What is expected:
Transcribe all of the material below word for word and leave out its pictures.

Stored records
- - -

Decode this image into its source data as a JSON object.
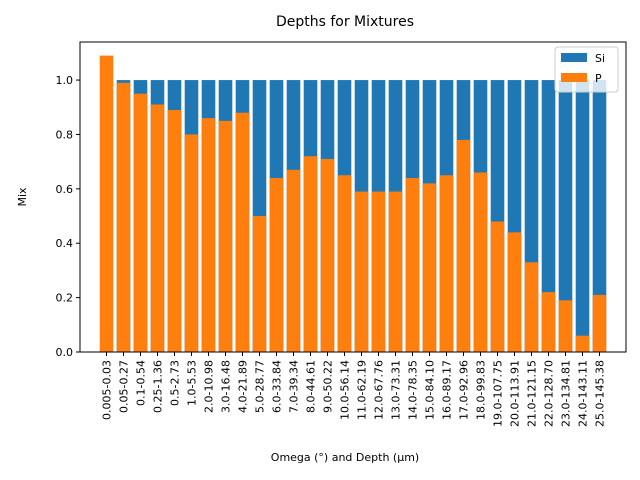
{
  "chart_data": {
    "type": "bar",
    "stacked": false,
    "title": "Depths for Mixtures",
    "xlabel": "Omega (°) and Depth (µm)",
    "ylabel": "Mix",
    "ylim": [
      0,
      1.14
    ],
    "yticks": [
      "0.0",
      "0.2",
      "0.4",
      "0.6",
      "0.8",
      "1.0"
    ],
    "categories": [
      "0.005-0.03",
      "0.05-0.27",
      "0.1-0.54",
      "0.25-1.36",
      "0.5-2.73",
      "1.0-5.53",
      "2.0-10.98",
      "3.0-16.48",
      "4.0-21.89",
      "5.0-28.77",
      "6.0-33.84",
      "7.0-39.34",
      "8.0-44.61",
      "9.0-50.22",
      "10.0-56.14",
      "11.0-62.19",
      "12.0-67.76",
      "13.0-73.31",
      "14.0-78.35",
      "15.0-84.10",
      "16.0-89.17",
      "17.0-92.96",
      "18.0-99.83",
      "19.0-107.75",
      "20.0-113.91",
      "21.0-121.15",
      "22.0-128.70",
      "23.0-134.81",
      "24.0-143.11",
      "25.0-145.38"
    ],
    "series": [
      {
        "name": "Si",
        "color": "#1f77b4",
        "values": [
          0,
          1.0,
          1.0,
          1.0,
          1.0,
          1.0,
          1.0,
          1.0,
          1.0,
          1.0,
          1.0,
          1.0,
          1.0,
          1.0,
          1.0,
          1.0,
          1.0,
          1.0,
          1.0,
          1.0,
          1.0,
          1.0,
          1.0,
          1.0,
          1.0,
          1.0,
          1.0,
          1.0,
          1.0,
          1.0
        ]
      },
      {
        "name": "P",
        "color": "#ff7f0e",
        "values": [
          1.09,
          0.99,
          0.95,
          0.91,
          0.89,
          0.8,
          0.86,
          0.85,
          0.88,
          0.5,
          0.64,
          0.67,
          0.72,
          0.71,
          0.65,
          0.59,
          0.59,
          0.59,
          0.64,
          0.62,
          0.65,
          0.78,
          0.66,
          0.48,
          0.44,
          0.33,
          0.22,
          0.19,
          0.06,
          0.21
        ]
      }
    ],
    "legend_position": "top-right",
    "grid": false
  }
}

- - -

Right answer:
Decode this image into its source data as a JSON object.
{
  "chart_data": {
    "type": "bar",
    "stacked": false,
    "title": "Depths for Mixtures",
    "xlabel": "Omega (°) and Depth (µm)",
    "ylabel": "Mix",
    "ylim": [
      0,
      1.14
    ],
    "yticks": [
      "0.0",
      "0.2",
      "0.4",
      "0.6",
      "0.8",
      "1.0"
    ],
    "categories": [
      "0.005-0.03",
      "0.05-0.27",
      "0.1-0.54",
      "0.25-1.36",
      "0.5-2.73",
      "1.0-5.53",
      "2.0-10.98",
      "3.0-16.48",
      "4.0-21.89",
      "5.0-28.77",
      "6.0-33.84",
      "7.0-39.34",
      "8.0-44.61",
      "9.0-50.22",
      "10.0-56.14",
      "11.0-62.19",
      "12.0-67.76",
      "13.0-73.31",
      "14.0-78.35",
      "15.0-84.10",
      "16.0-89.17",
      "17.0-92.96",
      "18.0-99.83",
      "19.0-107.75",
      "20.0-113.91",
      "21.0-121.15",
      "22.0-128.70",
      "23.0-134.81",
      "24.0-143.11",
      "25.0-145.38"
    ],
    "series": [
      {
        "name": "Si",
        "color": "#1f77b4",
        "values": [
          0,
          1.0,
          1.0,
          1.0,
          1.0,
          1.0,
          1.0,
          1.0,
          1.0,
          1.0,
          1.0,
          1.0,
          1.0,
          1.0,
          1.0,
          1.0,
          1.0,
          1.0,
          1.0,
          1.0,
          1.0,
          1.0,
          1.0,
          1.0,
          1.0,
          1.0,
          1.0,
          1.0,
          1.0,
          1.0
        ]
      },
      {
        "name": "P",
        "color": "#ff7f0e",
        "values": [
          1.09,
          0.99,
          0.95,
          0.91,
          0.89,
          0.8,
          0.86,
          0.85,
          0.88,
          0.5,
          0.64,
          0.67,
          0.72,
          0.71,
          0.65,
          0.59,
          0.59,
          0.59,
          0.64,
          0.62,
          0.65,
          0.78,
          0.66,
          0.48,
          0.44,
          0.33,
          0.22,
          0.19,
          0.06,
          0.21
        ]
      }
    ],
    "legend_position": "top-right",
    "grid": false
  }
}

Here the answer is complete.